▶ [Task prompt]: Go through the listing and copy each line with the string "技术负责人".

·····

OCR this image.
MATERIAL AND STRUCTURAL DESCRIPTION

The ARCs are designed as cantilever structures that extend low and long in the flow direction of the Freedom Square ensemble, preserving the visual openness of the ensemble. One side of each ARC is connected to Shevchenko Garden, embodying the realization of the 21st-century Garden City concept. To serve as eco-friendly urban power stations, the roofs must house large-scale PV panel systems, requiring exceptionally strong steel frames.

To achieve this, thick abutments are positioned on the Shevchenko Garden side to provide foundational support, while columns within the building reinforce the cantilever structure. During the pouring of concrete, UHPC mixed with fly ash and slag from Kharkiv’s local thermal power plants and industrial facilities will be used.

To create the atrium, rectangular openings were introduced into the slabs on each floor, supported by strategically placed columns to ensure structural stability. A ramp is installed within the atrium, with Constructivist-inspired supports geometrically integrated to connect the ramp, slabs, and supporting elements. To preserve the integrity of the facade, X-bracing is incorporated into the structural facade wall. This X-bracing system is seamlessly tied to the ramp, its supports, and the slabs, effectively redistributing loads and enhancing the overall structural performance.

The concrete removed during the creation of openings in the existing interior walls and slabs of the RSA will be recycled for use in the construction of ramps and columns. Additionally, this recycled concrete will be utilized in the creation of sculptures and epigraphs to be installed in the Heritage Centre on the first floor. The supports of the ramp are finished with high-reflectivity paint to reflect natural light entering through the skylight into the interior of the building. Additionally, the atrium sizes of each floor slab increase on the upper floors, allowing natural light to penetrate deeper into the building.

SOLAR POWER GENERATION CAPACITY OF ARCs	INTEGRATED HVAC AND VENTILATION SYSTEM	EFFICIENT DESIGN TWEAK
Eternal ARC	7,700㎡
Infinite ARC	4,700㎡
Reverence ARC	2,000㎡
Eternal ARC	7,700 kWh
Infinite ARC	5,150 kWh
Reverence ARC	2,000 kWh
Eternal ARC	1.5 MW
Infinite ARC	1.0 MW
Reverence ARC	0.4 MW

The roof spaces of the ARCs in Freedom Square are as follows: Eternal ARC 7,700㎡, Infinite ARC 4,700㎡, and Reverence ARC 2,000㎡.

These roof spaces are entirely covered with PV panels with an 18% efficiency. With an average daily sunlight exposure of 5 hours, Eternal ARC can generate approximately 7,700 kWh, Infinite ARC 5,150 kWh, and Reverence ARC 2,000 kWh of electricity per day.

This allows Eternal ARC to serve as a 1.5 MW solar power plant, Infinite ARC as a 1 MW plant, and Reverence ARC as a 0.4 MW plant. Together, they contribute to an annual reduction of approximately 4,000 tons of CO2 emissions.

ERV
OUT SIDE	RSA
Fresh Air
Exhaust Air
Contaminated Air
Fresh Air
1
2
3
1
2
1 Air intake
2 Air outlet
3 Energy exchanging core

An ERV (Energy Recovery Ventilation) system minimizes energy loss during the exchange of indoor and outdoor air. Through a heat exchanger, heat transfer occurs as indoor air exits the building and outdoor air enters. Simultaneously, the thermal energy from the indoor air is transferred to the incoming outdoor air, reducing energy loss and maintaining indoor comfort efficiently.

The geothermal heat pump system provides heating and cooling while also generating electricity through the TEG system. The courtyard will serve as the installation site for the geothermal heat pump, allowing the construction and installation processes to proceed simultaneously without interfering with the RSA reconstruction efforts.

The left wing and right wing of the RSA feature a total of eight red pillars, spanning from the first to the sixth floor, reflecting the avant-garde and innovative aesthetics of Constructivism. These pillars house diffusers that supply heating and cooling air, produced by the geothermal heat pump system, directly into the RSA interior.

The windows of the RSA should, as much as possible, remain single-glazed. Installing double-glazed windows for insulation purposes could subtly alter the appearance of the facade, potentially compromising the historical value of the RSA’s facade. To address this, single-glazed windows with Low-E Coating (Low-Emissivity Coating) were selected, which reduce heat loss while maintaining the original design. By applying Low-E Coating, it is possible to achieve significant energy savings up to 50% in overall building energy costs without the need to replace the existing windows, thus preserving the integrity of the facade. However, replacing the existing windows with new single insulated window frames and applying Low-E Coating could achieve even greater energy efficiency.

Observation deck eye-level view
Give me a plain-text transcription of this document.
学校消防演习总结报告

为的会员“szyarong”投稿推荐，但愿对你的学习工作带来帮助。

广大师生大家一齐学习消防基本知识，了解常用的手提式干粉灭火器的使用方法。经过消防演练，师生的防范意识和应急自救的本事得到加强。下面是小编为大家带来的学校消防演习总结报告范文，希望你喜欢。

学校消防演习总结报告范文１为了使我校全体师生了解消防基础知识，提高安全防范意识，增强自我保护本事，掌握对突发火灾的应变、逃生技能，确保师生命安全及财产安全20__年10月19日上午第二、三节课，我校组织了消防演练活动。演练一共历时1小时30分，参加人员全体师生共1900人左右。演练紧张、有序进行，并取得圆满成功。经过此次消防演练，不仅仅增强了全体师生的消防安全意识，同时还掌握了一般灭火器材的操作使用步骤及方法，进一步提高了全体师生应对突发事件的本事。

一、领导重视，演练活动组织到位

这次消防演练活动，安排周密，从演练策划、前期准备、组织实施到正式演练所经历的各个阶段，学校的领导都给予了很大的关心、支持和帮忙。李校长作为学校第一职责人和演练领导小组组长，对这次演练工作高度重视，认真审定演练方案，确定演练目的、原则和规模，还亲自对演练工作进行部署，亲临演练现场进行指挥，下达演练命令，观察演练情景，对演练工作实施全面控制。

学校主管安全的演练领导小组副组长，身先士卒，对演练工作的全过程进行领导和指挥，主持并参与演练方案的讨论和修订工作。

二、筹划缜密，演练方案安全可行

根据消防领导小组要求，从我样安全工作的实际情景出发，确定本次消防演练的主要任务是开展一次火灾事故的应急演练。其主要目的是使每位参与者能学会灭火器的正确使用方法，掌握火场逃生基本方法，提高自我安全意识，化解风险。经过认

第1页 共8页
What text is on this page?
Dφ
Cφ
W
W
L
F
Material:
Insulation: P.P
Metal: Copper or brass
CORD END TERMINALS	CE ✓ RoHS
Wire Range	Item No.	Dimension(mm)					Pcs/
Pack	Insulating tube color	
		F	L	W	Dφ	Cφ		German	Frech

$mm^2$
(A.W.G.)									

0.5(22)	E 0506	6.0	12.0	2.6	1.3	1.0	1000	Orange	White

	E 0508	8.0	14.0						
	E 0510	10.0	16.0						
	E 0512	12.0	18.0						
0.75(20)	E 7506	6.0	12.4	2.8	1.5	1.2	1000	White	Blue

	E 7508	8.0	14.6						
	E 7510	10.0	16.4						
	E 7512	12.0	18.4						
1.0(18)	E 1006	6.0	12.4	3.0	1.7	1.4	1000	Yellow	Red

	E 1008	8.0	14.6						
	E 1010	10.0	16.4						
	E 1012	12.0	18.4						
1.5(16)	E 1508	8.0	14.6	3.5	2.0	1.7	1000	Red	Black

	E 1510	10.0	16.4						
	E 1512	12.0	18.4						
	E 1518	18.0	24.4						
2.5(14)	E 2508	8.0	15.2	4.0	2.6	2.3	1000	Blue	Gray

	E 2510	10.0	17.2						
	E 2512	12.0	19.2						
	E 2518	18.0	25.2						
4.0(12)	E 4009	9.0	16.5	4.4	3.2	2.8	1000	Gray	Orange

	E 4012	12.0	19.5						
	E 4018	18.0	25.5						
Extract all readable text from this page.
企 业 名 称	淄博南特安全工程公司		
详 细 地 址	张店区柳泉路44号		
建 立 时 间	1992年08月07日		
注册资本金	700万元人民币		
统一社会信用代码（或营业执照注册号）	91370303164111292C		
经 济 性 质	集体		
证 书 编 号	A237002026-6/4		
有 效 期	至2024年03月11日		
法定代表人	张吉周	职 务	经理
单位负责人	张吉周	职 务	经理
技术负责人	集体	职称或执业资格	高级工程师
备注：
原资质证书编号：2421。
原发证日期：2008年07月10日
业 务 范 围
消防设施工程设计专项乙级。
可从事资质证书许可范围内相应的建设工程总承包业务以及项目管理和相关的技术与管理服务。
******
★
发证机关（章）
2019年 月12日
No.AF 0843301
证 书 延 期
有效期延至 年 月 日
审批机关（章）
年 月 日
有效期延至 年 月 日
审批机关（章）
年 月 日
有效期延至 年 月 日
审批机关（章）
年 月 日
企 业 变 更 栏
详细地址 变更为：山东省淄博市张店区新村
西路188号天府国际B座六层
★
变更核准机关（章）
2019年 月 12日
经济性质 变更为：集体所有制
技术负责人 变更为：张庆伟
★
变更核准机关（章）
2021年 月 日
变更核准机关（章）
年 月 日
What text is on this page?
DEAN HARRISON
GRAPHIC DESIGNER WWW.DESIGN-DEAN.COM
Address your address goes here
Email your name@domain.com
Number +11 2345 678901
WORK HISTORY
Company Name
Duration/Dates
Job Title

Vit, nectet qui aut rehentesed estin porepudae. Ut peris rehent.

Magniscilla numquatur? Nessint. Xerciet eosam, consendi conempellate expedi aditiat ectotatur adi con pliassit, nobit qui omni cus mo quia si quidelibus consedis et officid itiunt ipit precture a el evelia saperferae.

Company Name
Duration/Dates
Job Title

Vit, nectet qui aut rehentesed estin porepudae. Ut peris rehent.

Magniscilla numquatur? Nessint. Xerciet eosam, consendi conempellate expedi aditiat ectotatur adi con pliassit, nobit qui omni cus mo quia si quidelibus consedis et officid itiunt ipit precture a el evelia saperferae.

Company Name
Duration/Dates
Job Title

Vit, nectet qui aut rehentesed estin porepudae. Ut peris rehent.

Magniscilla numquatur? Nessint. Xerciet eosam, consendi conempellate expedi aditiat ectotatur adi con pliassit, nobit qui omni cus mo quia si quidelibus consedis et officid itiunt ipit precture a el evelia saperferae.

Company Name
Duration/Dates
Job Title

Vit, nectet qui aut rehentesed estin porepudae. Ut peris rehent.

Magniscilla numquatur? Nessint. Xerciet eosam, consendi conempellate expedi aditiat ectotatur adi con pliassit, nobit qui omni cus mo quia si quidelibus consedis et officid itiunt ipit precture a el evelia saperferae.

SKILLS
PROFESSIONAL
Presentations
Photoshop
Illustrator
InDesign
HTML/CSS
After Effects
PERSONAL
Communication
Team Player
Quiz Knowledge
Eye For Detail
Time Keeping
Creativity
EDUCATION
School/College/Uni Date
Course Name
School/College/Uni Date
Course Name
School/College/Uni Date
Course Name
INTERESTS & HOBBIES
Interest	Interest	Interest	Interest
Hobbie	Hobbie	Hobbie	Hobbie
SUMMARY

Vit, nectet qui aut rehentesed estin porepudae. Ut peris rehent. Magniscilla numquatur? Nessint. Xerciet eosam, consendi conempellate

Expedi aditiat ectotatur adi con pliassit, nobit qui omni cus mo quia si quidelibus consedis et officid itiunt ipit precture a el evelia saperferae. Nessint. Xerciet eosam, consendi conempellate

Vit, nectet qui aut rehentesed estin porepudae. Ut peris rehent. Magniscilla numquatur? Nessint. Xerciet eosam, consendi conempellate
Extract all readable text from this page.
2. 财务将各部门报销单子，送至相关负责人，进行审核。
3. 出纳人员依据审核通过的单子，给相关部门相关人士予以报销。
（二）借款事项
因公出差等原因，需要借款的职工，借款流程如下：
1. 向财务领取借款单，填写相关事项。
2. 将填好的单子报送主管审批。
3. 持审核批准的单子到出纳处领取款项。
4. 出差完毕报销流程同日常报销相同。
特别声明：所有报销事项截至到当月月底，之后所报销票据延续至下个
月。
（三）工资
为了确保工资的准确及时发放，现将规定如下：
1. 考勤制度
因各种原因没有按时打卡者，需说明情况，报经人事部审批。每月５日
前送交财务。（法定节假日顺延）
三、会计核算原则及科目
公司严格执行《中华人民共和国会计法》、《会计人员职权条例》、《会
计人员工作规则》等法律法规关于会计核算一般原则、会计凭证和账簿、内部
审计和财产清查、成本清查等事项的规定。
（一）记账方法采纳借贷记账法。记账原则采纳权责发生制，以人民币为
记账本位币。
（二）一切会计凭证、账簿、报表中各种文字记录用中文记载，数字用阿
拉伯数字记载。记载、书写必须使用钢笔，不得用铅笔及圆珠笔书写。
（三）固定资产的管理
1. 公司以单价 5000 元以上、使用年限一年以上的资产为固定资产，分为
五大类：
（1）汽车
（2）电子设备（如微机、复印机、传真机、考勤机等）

·····

▶ [Solved exercise]:
技术负责人	集体	职称或执业资格	高级工程师
技术负责人 变更为：张庆伟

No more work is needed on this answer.